Given entries:

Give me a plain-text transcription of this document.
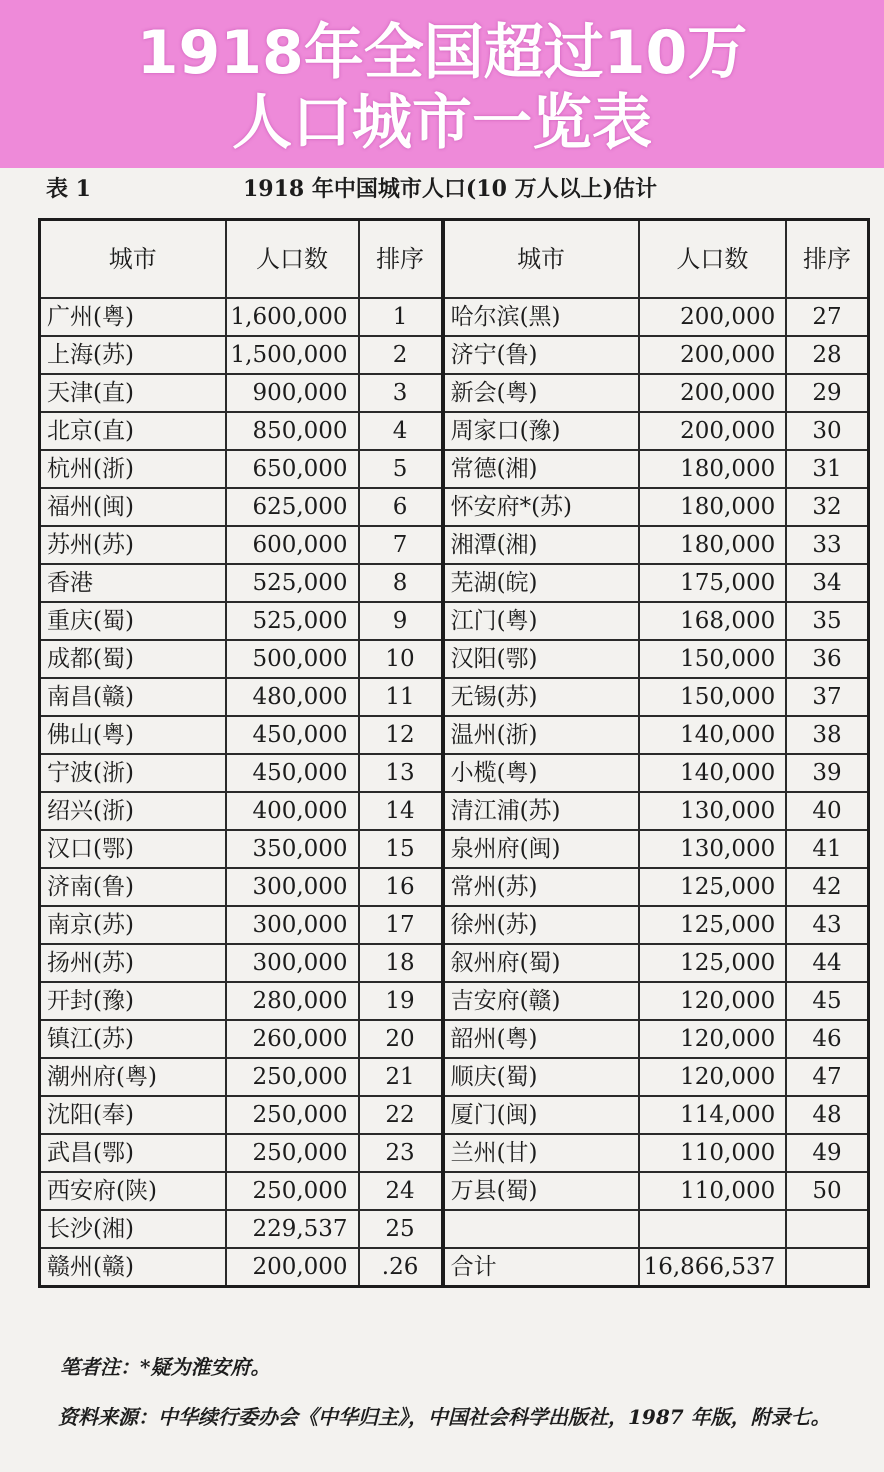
1918年全国超过10万
人口城市一览表
表 1	1918 年中国城市人口(10 万人以上)估计
城市	人口数	排序	城市	人口数	排序
广州(粤)	1,600,000	1	哈尔滨(黑)	200,000	27
上海(苏)	1,500,000	2	济宁(鲁)	200,000	28
天津(直)	900,000	3	新会(粤)	200,000	29
北京(直)	850,000	4	周家口(豫)	200,000	30
杭州(浙)	650,000	5	常德(湘)	180,000	31
福州(闽)	625,000	6	怀安府*(苏)	180,000	32
苏州(苏)	600,000	7	湘潭(湘)	180,000	33
香港	525,000	8	芜湖(皖)	175,000	34
重庆(蜀)	525,000	9	江门(粤)	168,000	35
成都(蜀)	500,000	10	汉阳(鄂)	150,000	36
南昌(赣)	480,000	11	无锡(苏)	150,000	37
佛山(粤)	450,000	12	温州(浙)	140,000	38
宁波(浙)	450,000	13	小榄(粤)	140,000	39
绍兴(浙)	400,000	14	清江浦(苏)	130,000	40
汉口(鄂)	350,000	15	泉州府(闽)	130,000	41
济南(鲁)	300,000	16	常州(苏)	125,000	42
南京(苏)	300,000	17	徐州(苏)	125,000	43
扬州(苏)	300,000	18	叙州府(蜀)	125,000	44
开封(豫)	280,000	19	吉安府(赣)	120,000	45
镇江(苏)	260,000	20	韶州(粤)	120,000	46
潮州府(粤)	250,000	21	顺庆(蜀)	120,000	47
沈阳(奉)	250,000	22	厦门(闽)	114,000	48
武昌(鄂)	250,000	23	兰州(甘)	110,000	49
西安府(陕)	250,000	24	万县(蜀)	110,000	50
长沙(湘)	229,537	25			
赣州(赣)	200,000	.26	合计	16,866,537	
笔者注：*疑为淮安府。
资料来源：中华续行委办会《中华归主》，中国社会科学出版社，1987 年版，附录七。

What to do: Take the data above and repeat it exactly, leaving each picture out.

Response to the exercise:
Give me a plain-text transcription of this document.
1918年全国超过10万
人口城市一览表
表 1	1918 年中国城市人口(10 万人以上)估计
城市	人口数	排序	城市	人口数	排序
广州(粤)	1,600,000	1	哈尔滨(黑)	200,000	27
上海(苏)	1,500,000	2	济宁(鲁)	200,000	28
天津(直)	900,000	3	新会(粤)	200,000	29
北京(直)	850,000	4	周家口(豫)	200,000	30
杭州(浙)	650,000	5	常德(湘)	180,000	31
福州(闽)	625,000	6	怀安府*(苏)	180,000	32
苏州(苏)	600,000	7	湘潭(湘)	180,000	33
香港	525,000	8	芜湖(皖)	175,000	34
重庆(蜀)	525,000	9	江门(粤)	168,000	35
成都(蜀)	500,000	10	汉阳(鄂)	150,000	36
南昌(赣)	480,000	11	无锡(苏)	150,000	37
佛山(粤)	450,000	12	温州(浙)	140,000	38
宁波(浙)	450,000	13	小榄(粤)	140,000	39
绍兴(浙)	400,000	14	清江浦(苏)	130,000	40
汉口(鄂)	350,000	15	泉州府(闽)	130,000	41
济南(鲁)	300,000	16	常州(苏)	125,000	42
南京(苏)	300,000	17	徐州(苏)	125,000	43
扬州(苏)	300,000	18	叙州府(蜀)	125,000	44
开封(豫)	280,000	19	吉安府(赣)	120,000	45
镇江(苏)	260,000	20	韶州(粤)	120,000	46
潮州府(粤)	250,000	21	顺庆(蜀)	120,000	47
沈阳(奉)	250,000	22	厦门(闽)	114,000	48
武昌(鄂)	250,000	23	兰州(甘)	110,000	49
西安府(陕)	250,000	24	万县(蜀)	110,000	50
长沙(湘)	229,537	25			
赣州(赣)	200,000	.26	合计	16,866,537	
笔者注：*疑为淮安府。
资料来源：中华续行委办会《中华归主》，中国社会科学出版社，1987 年版，附录七。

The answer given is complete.